**Excerpt provided:**
1. Field of the Invention
This disclosure is related to the field of compositions for the creation of a protective barrier against moisture and ultraviolet light.
2. Description of Related Art
Water and sun are two forces capable of wreaking havoc on a vast number of material surfaces, causing them to degrade and deteriorate with the passage of time. For example, water intrusion can enable the attack of a material or system by destructive processes such as the rotting of wood, rusting of metals and the de-lamination of plywood, amongst many other degrading processes. In addition, sun damage can result in fading and breakdown in the integrity of materials such as plastics, vinyl and rubber.
The impact of this damage over time on the economy as a whole cannot be underestimated. For example, the impact of just one of these destructive processes, rust, is immense. Rust is the general colloquial term for a series of oxides that form on iron and its alloys (such as steel) as a result of the reaction of iron and oxygen in the presence of water or moisture. Basically, when iron is in contact with water and oxygen, it rusts. Iron metal is relatively unaffected by pure water or by dry oxygen alone; the combination needs to be present for rust to form. This is because a tightly adhering oxide coating, known as a passivation layer, protects the bulk of the iron from oxidation. It is the passivating layer itself that converts to rust from exposure to the combined action of oxygen and water.
Chemically, the rusting of iron is an electrochemical process that begins with the transfer of electrons from iron to oxygen: O2+4e−+H2O→4OH−. From this equation, it is illustrated that the occurrence of corrosion is dictated by the availability of water and oxygen. Further, the rate of corrosion reactions can be accelerated by electrolytes (this is illustrated by the accelerating effects of road salt on rust formation in automobiles).
Because rust is basically a reaction on the passivation layer of the iron substance, the rust layer does not generally adhere or stay permanently attached to the bulk metal substance. Rather, it forms, flakes off the surface and, as it flakes, exposes fresh iron. Generally, given sufficient time, this cyclic corrosion process will continue until an iron mass will eventually convert entirely to rust and disintegrate.

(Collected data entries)

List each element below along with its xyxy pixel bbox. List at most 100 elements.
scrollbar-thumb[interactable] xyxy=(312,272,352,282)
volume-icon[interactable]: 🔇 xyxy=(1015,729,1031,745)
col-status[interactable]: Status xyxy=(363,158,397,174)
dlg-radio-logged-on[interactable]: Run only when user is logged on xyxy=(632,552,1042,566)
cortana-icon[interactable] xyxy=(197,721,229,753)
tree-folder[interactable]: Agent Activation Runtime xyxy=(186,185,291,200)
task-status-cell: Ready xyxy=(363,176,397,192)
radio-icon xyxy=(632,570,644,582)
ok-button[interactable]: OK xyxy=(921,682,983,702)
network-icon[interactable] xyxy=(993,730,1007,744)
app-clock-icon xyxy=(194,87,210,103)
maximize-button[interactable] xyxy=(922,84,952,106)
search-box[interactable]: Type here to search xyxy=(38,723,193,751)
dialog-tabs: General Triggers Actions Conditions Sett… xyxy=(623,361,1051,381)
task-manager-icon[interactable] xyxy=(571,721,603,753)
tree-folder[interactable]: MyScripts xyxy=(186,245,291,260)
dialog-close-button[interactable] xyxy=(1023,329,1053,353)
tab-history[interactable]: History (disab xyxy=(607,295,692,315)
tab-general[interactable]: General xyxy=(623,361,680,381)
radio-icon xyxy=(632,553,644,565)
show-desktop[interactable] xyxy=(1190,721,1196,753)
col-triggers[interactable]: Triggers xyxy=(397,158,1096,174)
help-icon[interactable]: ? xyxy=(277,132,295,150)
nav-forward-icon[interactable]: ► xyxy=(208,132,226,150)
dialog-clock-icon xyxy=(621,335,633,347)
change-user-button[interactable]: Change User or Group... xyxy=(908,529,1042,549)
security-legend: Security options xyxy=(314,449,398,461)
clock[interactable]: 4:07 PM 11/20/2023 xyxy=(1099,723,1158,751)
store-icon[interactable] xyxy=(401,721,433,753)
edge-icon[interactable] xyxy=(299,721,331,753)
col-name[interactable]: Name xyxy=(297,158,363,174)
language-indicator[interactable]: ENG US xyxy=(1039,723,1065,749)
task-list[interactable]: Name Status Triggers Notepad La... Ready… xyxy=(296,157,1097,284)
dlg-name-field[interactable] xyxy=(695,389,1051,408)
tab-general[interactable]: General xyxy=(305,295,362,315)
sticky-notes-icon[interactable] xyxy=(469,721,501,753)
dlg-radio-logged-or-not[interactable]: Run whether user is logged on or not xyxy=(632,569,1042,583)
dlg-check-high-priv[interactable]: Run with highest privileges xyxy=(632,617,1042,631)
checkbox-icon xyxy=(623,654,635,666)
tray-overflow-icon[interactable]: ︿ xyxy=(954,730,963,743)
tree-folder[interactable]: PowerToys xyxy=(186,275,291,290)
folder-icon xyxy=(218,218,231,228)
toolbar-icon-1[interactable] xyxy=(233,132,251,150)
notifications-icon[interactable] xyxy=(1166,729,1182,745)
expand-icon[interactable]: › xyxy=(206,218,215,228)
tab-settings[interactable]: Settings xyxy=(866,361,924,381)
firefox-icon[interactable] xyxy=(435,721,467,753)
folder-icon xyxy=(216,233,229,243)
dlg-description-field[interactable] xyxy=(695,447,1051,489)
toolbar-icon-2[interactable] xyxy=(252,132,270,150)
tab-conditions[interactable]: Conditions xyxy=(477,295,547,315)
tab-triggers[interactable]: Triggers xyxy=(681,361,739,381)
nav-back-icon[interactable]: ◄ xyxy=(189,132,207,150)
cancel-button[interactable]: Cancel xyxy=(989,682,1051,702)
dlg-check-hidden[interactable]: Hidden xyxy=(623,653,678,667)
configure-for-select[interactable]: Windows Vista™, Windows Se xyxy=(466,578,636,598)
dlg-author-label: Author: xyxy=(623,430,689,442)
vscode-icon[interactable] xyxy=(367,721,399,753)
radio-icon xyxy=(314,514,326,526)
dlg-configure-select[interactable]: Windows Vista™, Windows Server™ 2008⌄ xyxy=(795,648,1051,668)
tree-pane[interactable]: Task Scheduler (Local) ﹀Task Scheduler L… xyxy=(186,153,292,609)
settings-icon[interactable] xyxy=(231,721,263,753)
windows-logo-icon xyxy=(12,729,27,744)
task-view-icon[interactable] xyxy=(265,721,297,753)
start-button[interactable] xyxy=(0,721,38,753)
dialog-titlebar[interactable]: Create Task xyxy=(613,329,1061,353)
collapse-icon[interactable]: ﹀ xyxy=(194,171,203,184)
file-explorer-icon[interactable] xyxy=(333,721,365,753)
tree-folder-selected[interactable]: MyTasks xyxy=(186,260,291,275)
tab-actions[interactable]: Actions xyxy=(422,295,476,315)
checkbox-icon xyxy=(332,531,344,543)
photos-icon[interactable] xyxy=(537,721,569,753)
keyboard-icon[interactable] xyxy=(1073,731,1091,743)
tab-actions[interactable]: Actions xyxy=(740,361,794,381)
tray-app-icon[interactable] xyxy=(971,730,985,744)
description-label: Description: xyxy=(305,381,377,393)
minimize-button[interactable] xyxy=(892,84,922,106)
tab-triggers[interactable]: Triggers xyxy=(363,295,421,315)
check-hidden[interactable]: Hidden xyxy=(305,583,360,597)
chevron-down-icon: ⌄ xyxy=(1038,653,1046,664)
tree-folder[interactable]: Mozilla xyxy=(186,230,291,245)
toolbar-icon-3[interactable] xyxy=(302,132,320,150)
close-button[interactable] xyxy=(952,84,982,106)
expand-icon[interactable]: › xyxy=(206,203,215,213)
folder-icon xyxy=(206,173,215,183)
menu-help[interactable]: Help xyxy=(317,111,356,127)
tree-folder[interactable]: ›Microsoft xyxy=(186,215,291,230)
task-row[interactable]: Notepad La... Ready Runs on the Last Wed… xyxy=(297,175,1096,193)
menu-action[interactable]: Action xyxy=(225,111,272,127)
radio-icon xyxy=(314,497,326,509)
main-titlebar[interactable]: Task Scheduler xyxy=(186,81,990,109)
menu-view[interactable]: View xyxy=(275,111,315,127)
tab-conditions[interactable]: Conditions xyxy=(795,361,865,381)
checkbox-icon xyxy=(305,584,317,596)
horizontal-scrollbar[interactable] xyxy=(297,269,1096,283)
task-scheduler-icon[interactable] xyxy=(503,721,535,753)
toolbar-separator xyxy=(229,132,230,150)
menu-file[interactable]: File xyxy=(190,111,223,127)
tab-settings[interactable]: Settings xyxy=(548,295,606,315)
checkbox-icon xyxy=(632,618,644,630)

**Task to carry out:**
Answer these questions about the background text on moisture and sun damage:
(a) Which materials does the text say sun damage can cause to fade and break down?
(b) What is the tightly adhering oxide coating that protects the bulk of iron from oxidation called?
(c) What example does the text give of electrolytes speeding up corrosion?

**Result of the task:**
(a) Plastics, vinyl and rubber.
(b) A passivation layer.
(c) The accelerating effects of road salt on rust formation in automobiles.